--- start of Provided records ---

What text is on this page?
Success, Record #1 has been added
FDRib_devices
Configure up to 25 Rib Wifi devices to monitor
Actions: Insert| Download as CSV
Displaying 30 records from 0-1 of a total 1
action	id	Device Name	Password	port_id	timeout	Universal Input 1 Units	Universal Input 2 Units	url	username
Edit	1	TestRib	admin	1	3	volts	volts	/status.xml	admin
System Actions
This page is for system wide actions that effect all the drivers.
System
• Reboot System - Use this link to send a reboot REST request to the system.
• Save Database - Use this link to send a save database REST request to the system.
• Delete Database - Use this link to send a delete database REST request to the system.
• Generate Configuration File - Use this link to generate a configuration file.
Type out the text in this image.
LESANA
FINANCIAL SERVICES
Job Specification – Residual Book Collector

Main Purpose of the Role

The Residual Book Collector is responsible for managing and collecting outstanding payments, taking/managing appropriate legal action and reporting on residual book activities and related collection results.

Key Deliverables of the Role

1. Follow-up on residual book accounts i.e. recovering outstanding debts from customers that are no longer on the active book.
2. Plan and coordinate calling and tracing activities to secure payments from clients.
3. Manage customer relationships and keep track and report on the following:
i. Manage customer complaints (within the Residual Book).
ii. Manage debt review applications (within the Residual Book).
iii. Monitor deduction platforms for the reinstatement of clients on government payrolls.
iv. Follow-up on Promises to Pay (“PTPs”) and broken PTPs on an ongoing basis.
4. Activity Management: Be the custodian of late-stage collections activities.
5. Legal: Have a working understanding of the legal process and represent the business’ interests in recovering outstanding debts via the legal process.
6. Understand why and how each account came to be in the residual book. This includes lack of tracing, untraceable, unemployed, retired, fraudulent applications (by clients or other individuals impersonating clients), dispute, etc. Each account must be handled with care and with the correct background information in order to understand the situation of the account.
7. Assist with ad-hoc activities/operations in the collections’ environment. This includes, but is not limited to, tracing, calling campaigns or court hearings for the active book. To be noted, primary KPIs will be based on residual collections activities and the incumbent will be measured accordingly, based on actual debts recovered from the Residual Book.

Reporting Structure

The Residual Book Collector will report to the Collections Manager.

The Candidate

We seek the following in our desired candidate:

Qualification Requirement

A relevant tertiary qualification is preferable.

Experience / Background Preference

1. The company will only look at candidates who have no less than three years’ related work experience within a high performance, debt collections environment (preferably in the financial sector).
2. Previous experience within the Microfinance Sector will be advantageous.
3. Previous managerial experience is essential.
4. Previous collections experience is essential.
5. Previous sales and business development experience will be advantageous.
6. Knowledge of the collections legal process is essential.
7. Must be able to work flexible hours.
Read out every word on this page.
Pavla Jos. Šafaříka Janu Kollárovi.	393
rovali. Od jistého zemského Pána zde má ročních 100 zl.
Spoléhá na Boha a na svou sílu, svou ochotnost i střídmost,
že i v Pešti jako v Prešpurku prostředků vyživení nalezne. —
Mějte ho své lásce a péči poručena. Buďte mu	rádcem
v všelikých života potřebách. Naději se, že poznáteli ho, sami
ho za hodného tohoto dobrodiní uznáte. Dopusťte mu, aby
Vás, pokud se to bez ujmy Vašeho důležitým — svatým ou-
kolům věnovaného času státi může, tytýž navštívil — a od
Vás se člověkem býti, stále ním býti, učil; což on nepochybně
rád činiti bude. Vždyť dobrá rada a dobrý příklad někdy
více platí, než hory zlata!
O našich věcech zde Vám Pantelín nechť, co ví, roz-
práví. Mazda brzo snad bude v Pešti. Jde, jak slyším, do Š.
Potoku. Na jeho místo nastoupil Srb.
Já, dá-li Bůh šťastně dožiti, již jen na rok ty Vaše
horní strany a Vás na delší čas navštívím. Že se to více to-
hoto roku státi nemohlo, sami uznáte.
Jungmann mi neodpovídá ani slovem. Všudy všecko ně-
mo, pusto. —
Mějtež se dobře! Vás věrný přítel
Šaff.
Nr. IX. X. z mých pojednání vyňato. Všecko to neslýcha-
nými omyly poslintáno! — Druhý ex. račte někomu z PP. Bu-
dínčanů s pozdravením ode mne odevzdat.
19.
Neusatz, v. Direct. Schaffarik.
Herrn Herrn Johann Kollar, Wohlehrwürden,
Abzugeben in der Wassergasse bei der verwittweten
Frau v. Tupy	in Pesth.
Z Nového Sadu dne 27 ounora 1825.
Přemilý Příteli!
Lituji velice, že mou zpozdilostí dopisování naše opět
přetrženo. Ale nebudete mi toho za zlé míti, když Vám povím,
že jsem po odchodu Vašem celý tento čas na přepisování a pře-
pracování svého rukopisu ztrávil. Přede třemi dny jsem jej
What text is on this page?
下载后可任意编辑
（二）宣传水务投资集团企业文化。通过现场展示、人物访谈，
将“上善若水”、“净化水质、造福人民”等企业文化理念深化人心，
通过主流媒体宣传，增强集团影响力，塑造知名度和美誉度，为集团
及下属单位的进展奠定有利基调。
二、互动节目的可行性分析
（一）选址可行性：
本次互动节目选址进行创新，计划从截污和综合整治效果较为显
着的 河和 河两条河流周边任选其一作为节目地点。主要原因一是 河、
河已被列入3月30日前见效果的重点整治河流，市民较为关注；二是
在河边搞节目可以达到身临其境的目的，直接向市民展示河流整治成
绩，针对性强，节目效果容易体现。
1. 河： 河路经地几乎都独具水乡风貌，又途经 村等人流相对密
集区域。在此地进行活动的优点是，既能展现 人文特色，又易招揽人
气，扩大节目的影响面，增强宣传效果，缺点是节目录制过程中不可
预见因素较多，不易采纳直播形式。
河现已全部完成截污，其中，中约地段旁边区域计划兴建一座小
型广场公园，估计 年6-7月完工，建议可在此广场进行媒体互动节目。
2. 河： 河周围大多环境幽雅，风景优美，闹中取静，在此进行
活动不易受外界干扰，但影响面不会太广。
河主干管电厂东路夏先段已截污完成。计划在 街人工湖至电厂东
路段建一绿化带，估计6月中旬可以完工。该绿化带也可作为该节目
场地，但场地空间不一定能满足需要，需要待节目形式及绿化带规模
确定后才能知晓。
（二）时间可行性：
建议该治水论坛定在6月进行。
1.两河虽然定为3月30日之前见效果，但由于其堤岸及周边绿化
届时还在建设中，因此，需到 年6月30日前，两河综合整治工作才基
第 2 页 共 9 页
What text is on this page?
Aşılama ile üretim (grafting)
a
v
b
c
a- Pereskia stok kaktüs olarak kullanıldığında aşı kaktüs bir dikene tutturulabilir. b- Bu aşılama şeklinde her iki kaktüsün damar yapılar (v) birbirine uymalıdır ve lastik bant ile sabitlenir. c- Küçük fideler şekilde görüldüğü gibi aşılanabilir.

--- end of Provided records ---

● Challenge
Every record should be given again exactly.

● Full answer
What text is on this page?
Success, Record #1 has been added
FDRib_devices
Configure up to 25 Rib Wifi devices to monitor
Actions: Insert| Download as CSV
Displaying 30 records from 0-1 of a total 1
action	id	Device Name	Password	port_id	timeout	Universal Input 1 Units	Universal Input 2 Units	url	username
Edit	1	TestRib	admin	1	3	volts	volts	/status.xml	admin
System Actions
This page is for system wide actions that effect all the drivers.
System
• Reboot System - Use this link to send a reboot REST request to the system.
• Save Database - Use this link to send a save database REST request to the system.
• Delete Database - Use this link to send a delete database REST request to the system.
• Generate Configuration File - Use this link to generate a configuration file.
Type out the text in this image.
LESANA
FINANCIAL SERVICES
Job Specification – Residual Book Collector

Main Purpose of the Role

The Residual Book Collector is responsible for managing and collecting outstanding payments, taking/managing appropriate legal action and reporting on residual book activities and related collection results.

Key Deliverables of the Role

1. Follow-up on residual book accounts i.e. recovering outstanding debts from customers that are no longer on the active book.
2. Plan and coordinate calling and tracing activities to secure payments from clients.
3. Manage customer relationships and keep track and report on the following:
i. Manage customer complaints (within the Residual Book).
ii. Manage debt review applications (within the Residual Book).
iii. Monitor deduction platforms for the reinstatement of clients on government payrolls.
iv. Follow-up on Promises to Pay (“PTPs”) and broken PTPs on an ongoing basis.
4. Activity Management: Be the custodian of late-stage collections activities.
5. Legal: Have a working understanding of the legal process and represent the business’ interests in recovering outstanding debts via the legal process.
6. Understand why and how each account came to be in the residual book. This includes lack of tracing, untraceable, unemployed, retired, fraudulent applications (by clients or other individuals impersonating clients), dispute, etc. Each account must be handled with care and with the correct background information in order to understand the situation of the account.
7. Assist with ad-hoc activities/operations in the collections’ environment. This includes, but is not limited to, tracing, calling campaigns or court hearings for the active book. To be noted, primary KPIs will be based on residual collections activities and the incumbent will be measured accordingly, based on actual debts recovered from the Residual Book.

Reporting Structure

The Residual Book Collector will report to the Collections Manager.

The Candidate

We seek the following in our desired candidate:

Qualification Requirement

A relevant tertiary qualification is preferable.

Experience / Background Preference

1. The company will only look at candidates who have no less than three years’ related work experience within a high performance, debt collections environment (preferably in the financial sector).
2. Previous experience within the Microfinance Sector will be advantageous.
3. Previous managerial experience is essential.
4. Previous collections experience is essential.
5. Previous sales and business development experience will be advantageous.
6. Knowledge of the collections legal process is essential.
7. Must be able to work flexible hours.
Read out every word on this page.
Pavla Jos. Šafaříka Janu Kollárovi.	393
rovali. Od jistého zemského Pána zde má ročních 100 zl.
Spoléhá na Boha a na svou sílu, svou ochotnost i střídmost,
že i v Pešti jako v Prešpurku prostředků vyživení nalezne. —
Mějte ho své lásce a péči poručena. Buďte mu	rádcem
v všelikých života potřebách. Naději se, že poznáteli ho, sami
ho za hodného tohoto dobrodiní uznáte. Dopusťte mu, aby
Vás, pokud se to bez ujmy Vašeho důležitým — svatým ou-
kolům věnovaného času státi může, tytýž navštívil — a od
Vás se člověkem býti, stále ním býti, učil; což on nepochybně
rád činiti bude. Vždyť dobrá rada a dobrý příklad někdy
více platí, než hory zlata!
O našich věcech zde Vám Pantelín nechť, co ví, roz-
práví. Mazda brzo snad bude v Pešti. Jde, jak slyším, do Š.
Potoku. Na jeho místo nastoupil Srb.
Já, dá-li Bůh šťastně dožiti, již jen na rok ty Vaše
horní strany a Vás na delší čas navštívím. Že se to více to-
hoto roku státi nemohlo, sami uznáte.
Jungmann mi neodpovídá ani slovem. Všudy všecko ně-
mo, pusto. —
Mějtež se dobře! Vás věrný přítel
Šaff.
Nr. IX. X. z mých pojednání vyňato. Všecko to neslýcha-
nými omyly poslintáno! — Druhý ex. račte někomu z PP. Bu-
dínčanů s pozdravením ode mne odevzdat.
19.
Neusatz, v. Direct. Schaffarik.
Herrn Herrn Johann Kollar, Wohlehrwürden,
Abzugeben in der Wassergasse bei der verwittweten
Frau v. Tupy	in Pesth.
Z Nového Sadu dne 27 ounora 1825.
Přemilý Příteli!
Lituji velice, že mou zpozdilostí dopisování naše opět
přetrženo. Ale nebudete mi toho za zlé míti, když Vám povím,
že jsem po odchodu Vašem celý tento čas na přepisování a pře-
pracování svého rukopisu ztrávil. Přede třemi dny jsem jej
What text is on this page?
下载后可任意编辑
（二）宣传水务投资集团企业文化。通过现场展示、人物访谈，
将“上善若水”、“净化水质、造福人民”等企业文化理念深化人心，
通过主流媒体宣传，增强集团影响力，塑造知名度和美誉度，为集团
及下属单位的进展奠定有利基调。
二、互动节目的可行性分析
（一）选址可行性：
本次互动节目选址进行创新，计划从截污和综合整治效果较为显
着的 河和 河两条河流周边任选其一作为节目地点。主要原因一是 河、
河已被列入3月30日前见效果的重点整治河流，市民较为关注；二是
在河边搞节目可以达到身临其境的目的，直接向市民展示河流整治成
绩，针对性强，节目效果容易体现。
1. 河： 河路经地几乎都独具水乡风貌，又途经 村等人流相对密
集区域。在此地进行活动的优点是，既能展现 人文特色，又易招揽人
气，扩大节目的影响面，增强宣传效果，缺点是节目录制过程中不可
预见因素较多，不易采纳直播形式。
河现已全部完成截污，其中，中约地段旁边区域计划兴建一座小
型广场公园，估计 年6-7月完工，建议可在此广场进行媒体互动节目。
2. 河： 河周围大多环境幽雅，风景优美，闹中取静，在此进行
活动不易受外界干扰，但影响面不会太广。
河主干管电厂东路夏先段已截污完成。计划在 街人工湖至电厂东
路段建一绿化带，估计6月中旬可以完工。该绿化带也可作为该节目
场地，但场地空间不一定能满足需要，需要待节目形式及绿化带规模
确定后才能知晓。
（二）时间可行性：
建议该治水论坛定在6月进行。
1.两河虽然定为3月30日之前见效果，但由于其堤岸及周边绿化
届时还在建设中，因此，需到 年6月30日前，两河综合整治工作才基
第 2 页 共 9 页
What text is on this page?
Aşılama ile üretim (grafting)
a
v
b
c
a- Pereskia stok kaktüs olarak kullanıldığında aşı kaktüs bir dikene tutturulabilir. b- Bu aşılama şeklinde her iki kaktüsün damar yapılar (v) birbirine uymalıdır ve lastik bant ile sabitlenir. c- Küçük fideler şekilde görüldüğü gibi aşılanabilir.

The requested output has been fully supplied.